***** RECORD LIST

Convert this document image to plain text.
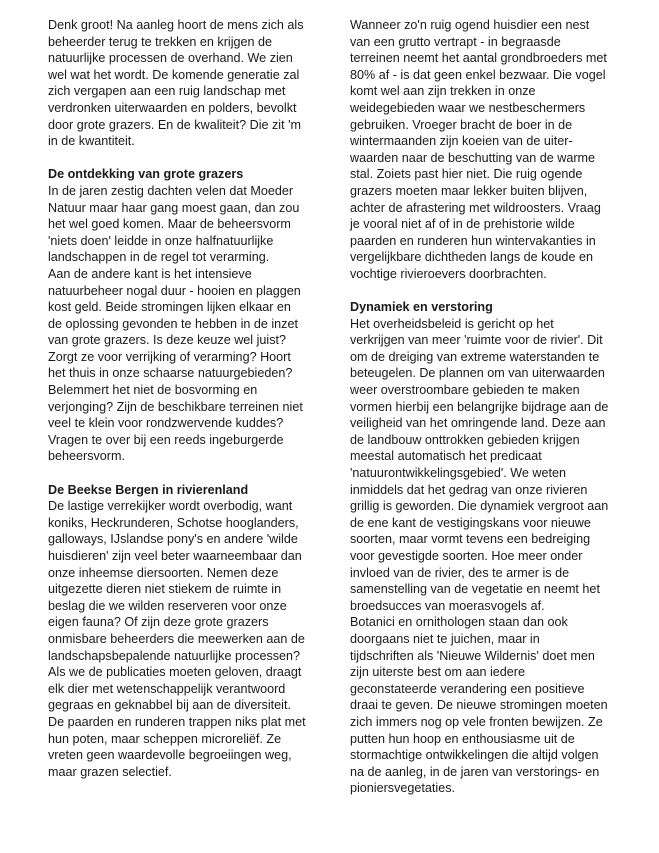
Denk groot! Na aanleg hoort de mens zich als
beheerder terug te trekken en krijgen de
natuurlijke processen de overhand. We zien
wel wat het wordt. De komende generatie zal
zich vergapen aan een ruig landschap met
verdronken uiterwaarden en polders, bevolkt
door grote grazers. En de kwaliteit? Die zit 'm
in de kwantiteit.
De ontdekking van grote grazers
In de jaren zestig dachten velen dat Moeder
Natuur maar haar gang moest gaan, dan zou
het wel goed komen. Maar de beheersvorm
'niets doen' leidde in onze halfnatuurlijke
landschappen in de regel tot verarming.
Aan de andere kant is het intensieve
natuurbeheer nogal duur - hooien en plaggen
kost geld. Beide stromingen lijken elkaar en
de oplossing gevonden te hebben in de inzet
van grote grazers. Is deze keuze wel juist?
Zorgt ze voor verrijking of verarming? Hoort
het thuis in onze schaarse natuurgebieden?
Belemmert het niet de bosvorming en
verjonging? Zijn de beschikbare terreinen niet
veel te klein voor rondzwervende kuddes?
Vragen te over bij een reeds ingeburgerde
beheersvorm.
De Beekse Bergen in rivierenland
De lastige verrekijker wordt overbodig, want
koniks, Heckrunderen, Schotse hooglanders,
galloways, IJslandse pony's en andere 'wilde
huisdieren' zijn veel beter waarneembaar dan
onze inheemse diersoorten. Nemen deze
uitgezette dieren niet stiekem de ruimte in
beslag die we wilden reserveren voor onze
eigen fauna? Of zijn deze grote grazers
onmisbare beheerders die meewerken aan de
landschapsbepalende natuurlijke processen?
Als we de publicaties moeten geloven, draagt
elk dier met wetenschappelijk verantwoord
gegraas en geknabbel bij aan de diversiteit.
De paarden en runderen trappen niks plat met
hun poten, maar scheppen microreliëf. Ze
vreten geen waardevolle begroeiingen weg,
maar grazen selectief.
Wanneer zo'n ruig ogend huisdier een nest
van een grutto vertrapt - in begraasde
terreinen neemt het aantal grondbroeders met
80% af - is dat geen enkel bezwaar. Die vogel
komt wel aan zijn trekken in onze
weidegebieden waar we nestbeschermers
gebruiken. Vroeger bracht de boer in de
wintermaanden zijn koeien van de uiter-
waarden naar de beschutting van de warme
stal. Zoiets past hier niet. Die ruig ogende
grazers moeten maar lekker buiten blijven,
achter de afrastering met wildroosters. Vraag
je vooral niet af of in de prehistorie wilde
paarden en runderen hun wintervakanties in
vergelijkbare dichtheden langs de koude en
vochtige rivieroevers doorbrachten.
Dynamiek en verstoring
Het overheidsbeleid is gericht op het
verkrijgen van meer 'ruimte voor de rivier'. Dit
om de dreiging van extreme waterstanden te
beteugelen. De plannen om van uiterwaarden
weer overstroombare gebieden te maken
vormen hierbij een belangrijke bijdrage aan de
veiligheid van het omringende land. Deze aan
de landbouw onttrokken gebieden krijgen
meestal automatisch het predicaat
'natuurontwikkelingsgebied'. We weten
inmiddels dat het gedrag van onze rivieren
grillig is geworden. Die dynamiek vergroot aan
de ene kant de vestigingskans voor nieuwe
soorten, maar vormt tevens een bedreiging
voor gevestigde soorten. Hoe meer onder
invloed van de rivier, des te armer is de
samenstelling van de vegetatie en neemt het
broedsucces van moerasvogels af.
Botanici en ornithologen staan dan ook
doorgaans niet te juichen, maar in
tijdschriften als 'Nieuwe Wildernis' doet men
zijn uiterste best om aan iedere
geconstateerde verandering een positieve
draai te geven. De nieuwe stromingen moeten
zich immers nog op vele fronten bewijzen. Ze
putten hun hoop en enthousiasme uit de
stormachtige ontwikkelingen die altijd volgen
na de aanleg, in de jaren van verstorings- en
pioniersvegetaties.
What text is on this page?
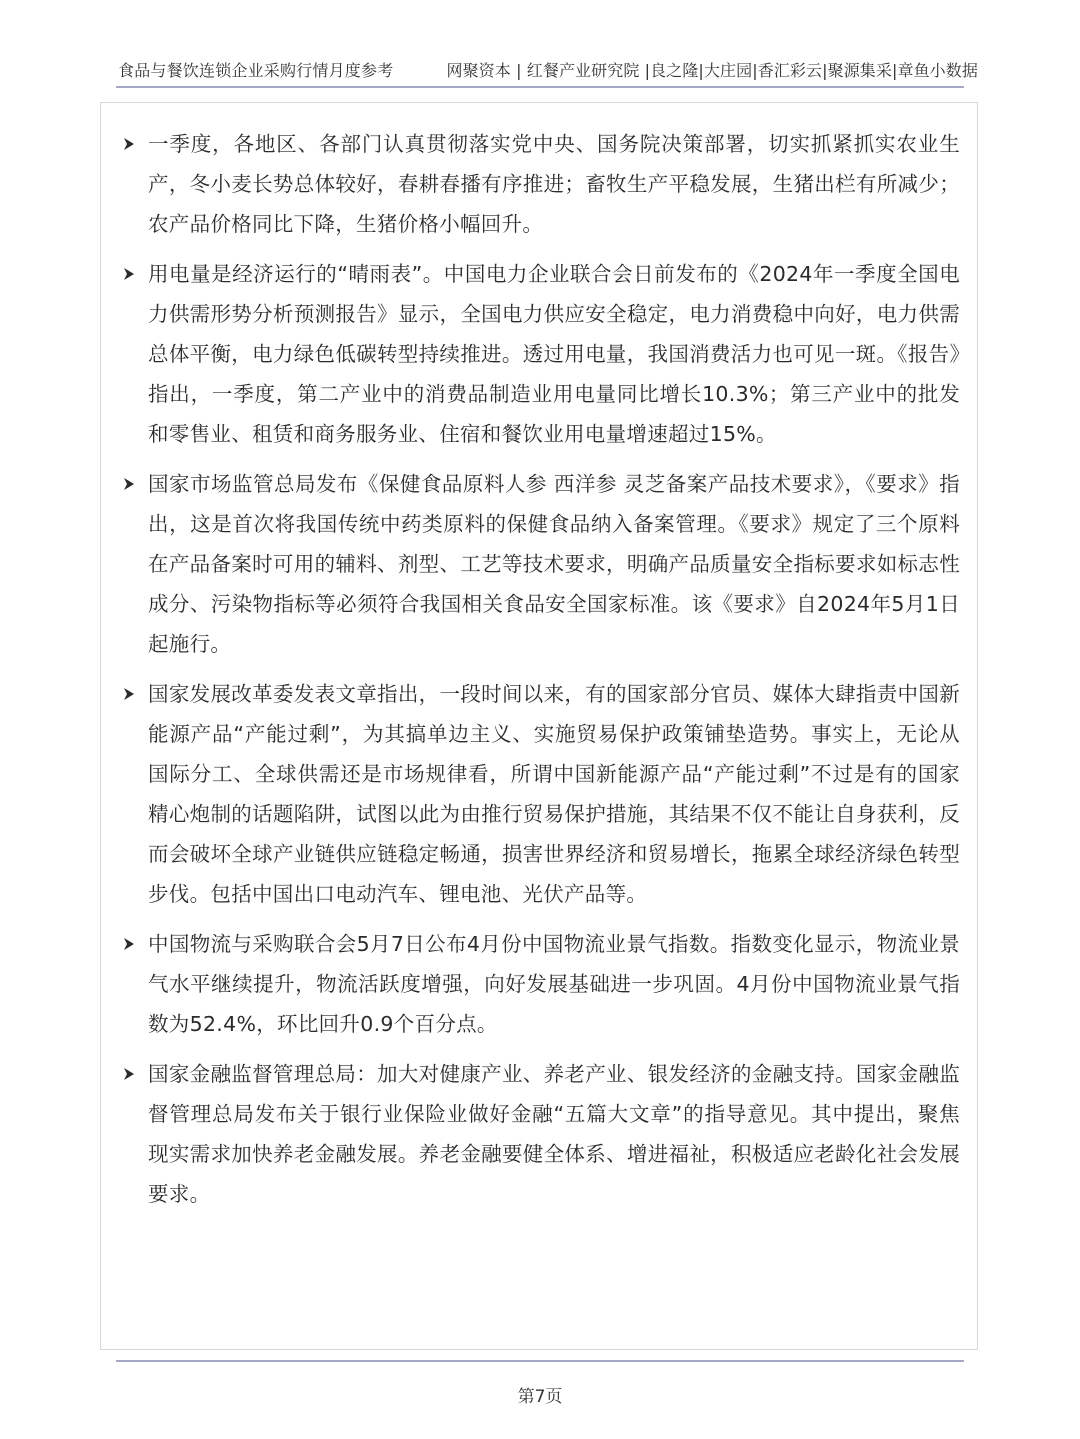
食品与餐饮连锁企业采购行情月度参考	网聚资本 | 红餐产业研究院 |良之隆|大庄园|香汇彩云|聚源集采|章鱼小数据
一季度，各地区、各部门认真贯彻落实党中央、国务院决策部署，切实抓紧抓实农业生产，冬小麦长势总体较好，春耕春播有序推进；畜牧生产平稳发展，生猪出栏有所减少；农产品价格同比下降，生猪价格小幅回升。
用电量是经济运行的“晴雨表”。中国电力企业联合会日前发布的《2024年一季度全国电力供需形势分析预测报告》显示，全国电力供应安全稳定，电力消费稳中向好，电力供需总体平衡，电力绿色低碳转型持续推进。透过用电量，我国消费活力也可见一斑。《报告》指出，一季度，第二产业中的消费品制造业用电量同比增长10.3%；第三产业中的批发和零售业、租赁和商务服务业、住宿和餐饮业用电量增速超过15%。
国家市场监管总局发布《保健食品原料人参 西洋参 灵芝备案产品技术要求》，《要求》指出，这是首次将我国传统中药类原料的保健食品纳入备案管理。《要求》规定了三个原料在产品备案时可用的辅料、剂型、工艺等技术要求，明确产品质量安全指标要求如标志性成分、污染物指标等必须符合我国相关食品安全国家标准。该《要求》自2024年5月1日起施行。
国家发展改革委发表文章指出，一段时间以来，有的国家部分官员、媒体大肆指责中国新能源产品“产能过剩”，为其搞单边主义、实施贸易保护政策铺垫造势。事实上，无论从国际分工、全球供需还是市场规律看，所谓中国新能源产品“产能过剩”不过是有的国家精心炮制的话题陷阱，试图以此为由推行贸易保护措施，其结果不仅不能让自身获利，反而会破坏全球产业链供应链稳定畅通，损害世界经济和贸易增长，拖累全球经济绿色转型步伐。包括中国出口电动汽车、锂电池、光伏产品等。
中国物流与采购联合会5月7日公布4月份中国物流业景气指数。指数变化显示，物流业景气水平继续提升，物流活跃度增强，向好发展基础进一步巩固。4月份中国物流业景气指数为52.4%，环比回升0.9个百分点。
国家金融监督管理总局：加大对健康产业、养老产业、银发经济的金融支持。国家金融监督管理总局发布关于银行业保险业做好金融“五篇大文章”的指导意见。其中提出，聚焦现实需求加快养老金融发展。养老金融要健全体系、增进福祉，积极适应老龄化社会发展要求。
第7页
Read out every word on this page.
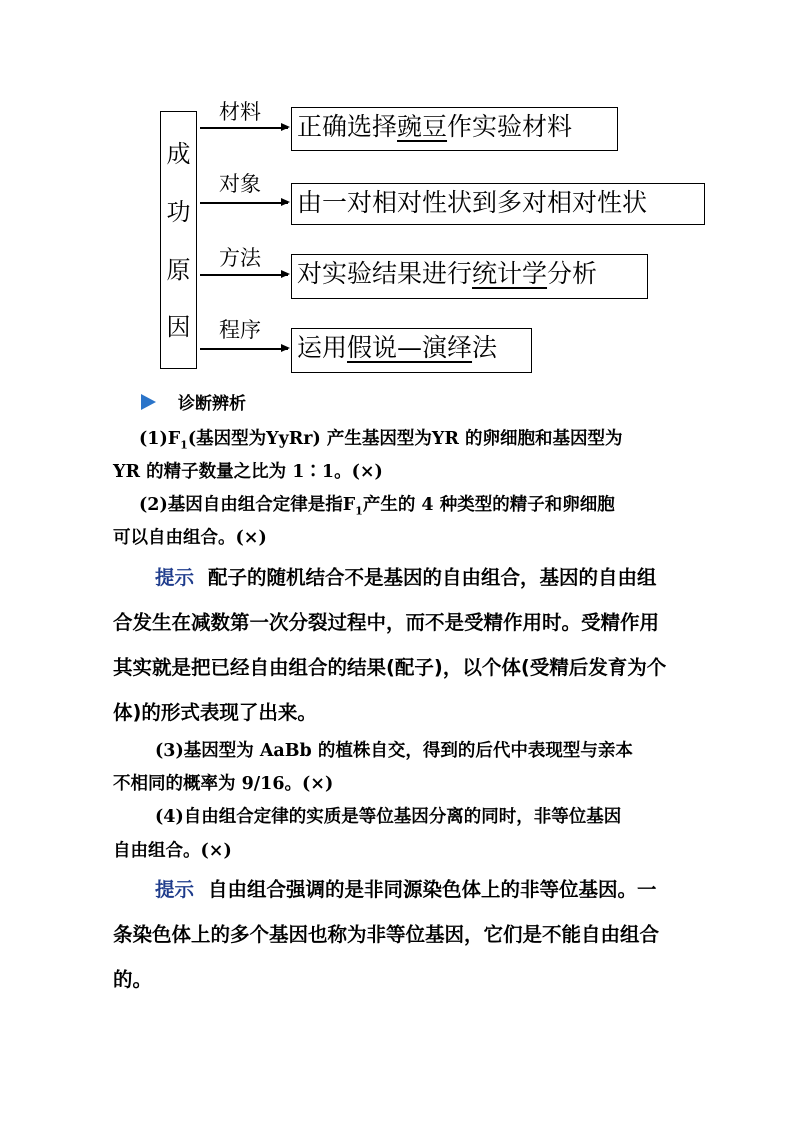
成
功
原
因
材料 正确选择豌豆作实验材料
对象
由一对相对性状到多对相对性状
方法
对实验结果进行统计学分析
程序
运用假说—演绎法
诊断辨析
$(1)F_1$(基因型为YyRr) 产生基因型为YR 的卵细胞和基因型为
YR 的精子数量之比为 1∶1。(×)
(2)基因自由组合定律是指$F_1$产生的 4 种类型的精子和卵细胞
可以自由组合。(×)
提示 配子的随机结合不是基因的自由组合，基因的自由组
合发生在减数第一次分裂过程中，而不是受精作用时。受精作用
其实就是把已经自由组合的结果(配子)，以个体(受精后发育为个
体)的形式表现了出来。
(3)基因型为 AaBb 的植株自交，得到的后代中表现型与亲本
不相同的概率为 9/16。(×)
(4)自由组合定律的实质是等位基因分离的同时，非等位基因
自由组合。(×)
提示 自由组合强调的是非同源染色体上的非等位基因。一
条染色体上的多个基因也称为非等位基因，它们是不能自由组合
的。
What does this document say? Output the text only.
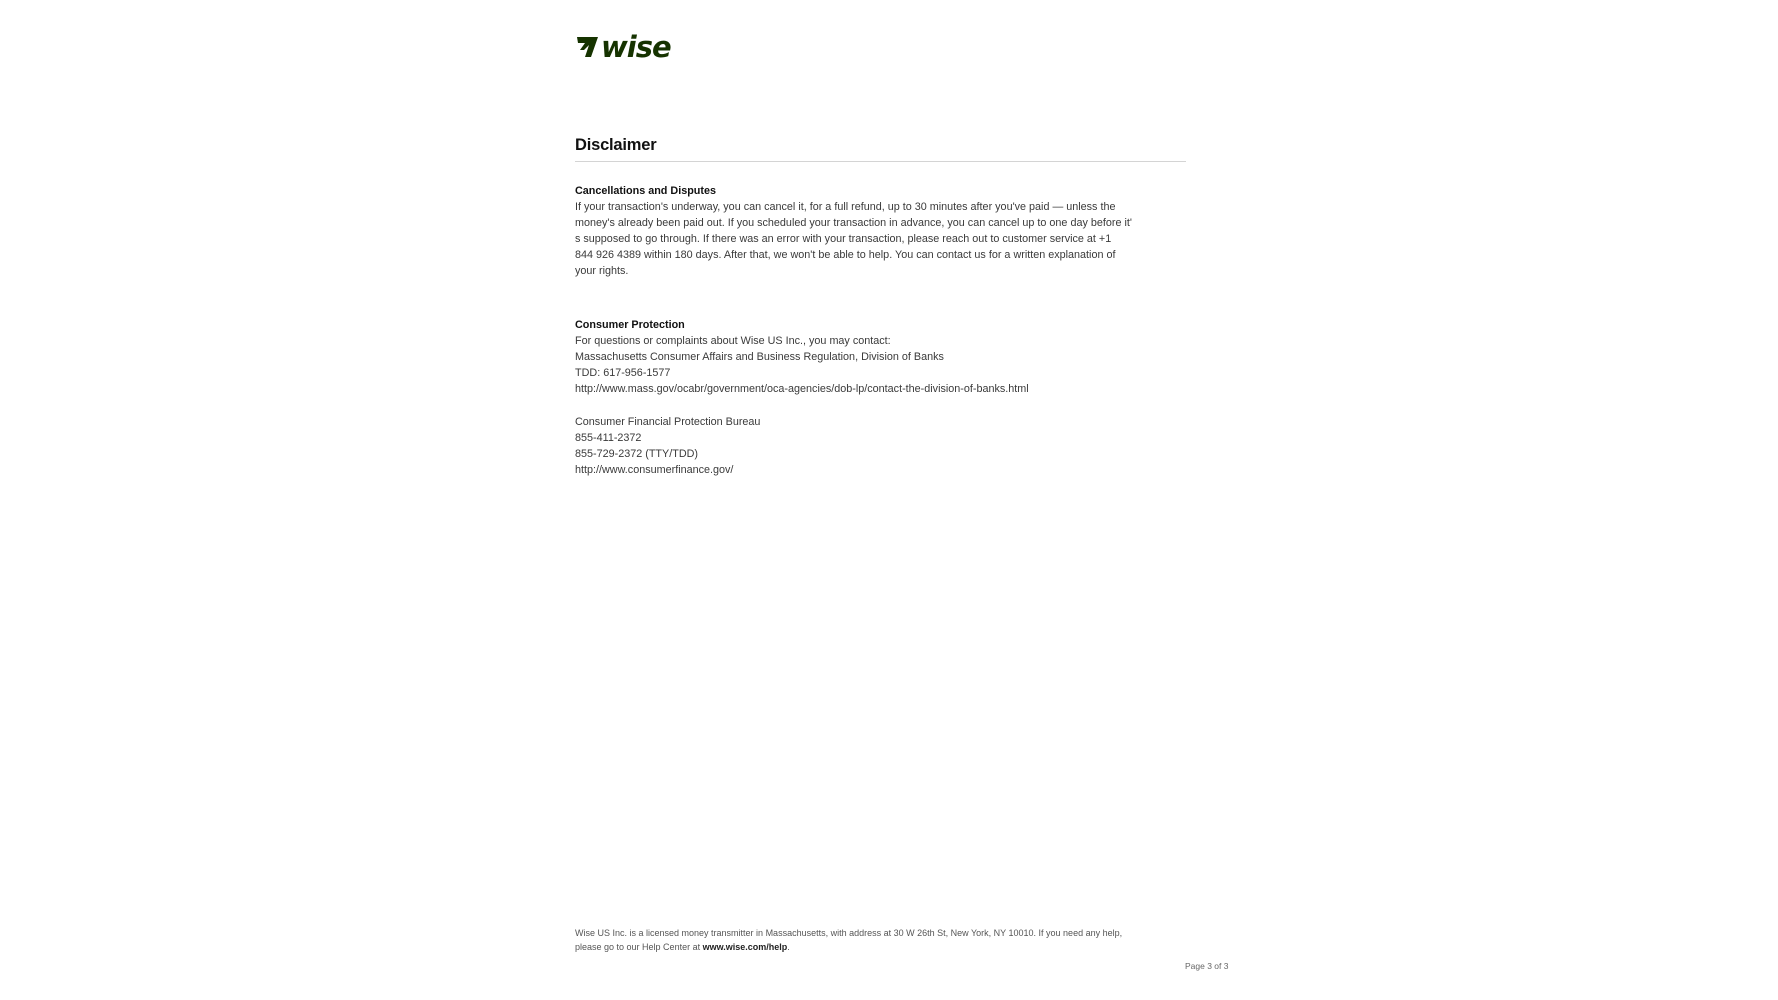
wise
Disclaimer
Cancellations and Disputes
If your transaction's underway, you can cancel it, for a full refund, up to 30 minutes after you've paid — unless the
money's already been paid out. If you scheduled your transaction in advance, you can cancel up to one day before it'
s supposed to go through. If there was an error with your transaction, please reach out to customer service at +1
844 926 4389 within 180 days. After that, we won't be able to help. You can contact us for a written explanation of
your rights.
Consumer Protection
For questions or complaints about Wise US Inc., you may contact:
Massachusetts Consumer Affairs and Business Regulation, Division of Banks
TDD: 617-956-1577
http://www.mass.gov/ocabr/government/oca-agencies/dob-lp/contact-the-division-of-banks.html
Consumer Financial Protection Bureau
855-411-2372
855-729-2372 (TTY/TDD)
http://www.consumerfinance.gov/
Wise US Inc. is a licensed money transmitter in Massachusetts, with address at 30 W 26th St, New York, NY 10010. If you need any help,
please go to our Help Center at www.wise.com/help.
Page 3 of 3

**********

- CHALLENGE
Which lines above contain "neemt"? Show each of them.

- ANSWER BELOW
terreinen neemt het aantal grondbroeders met
samenstelling van de vegetatie en neemt het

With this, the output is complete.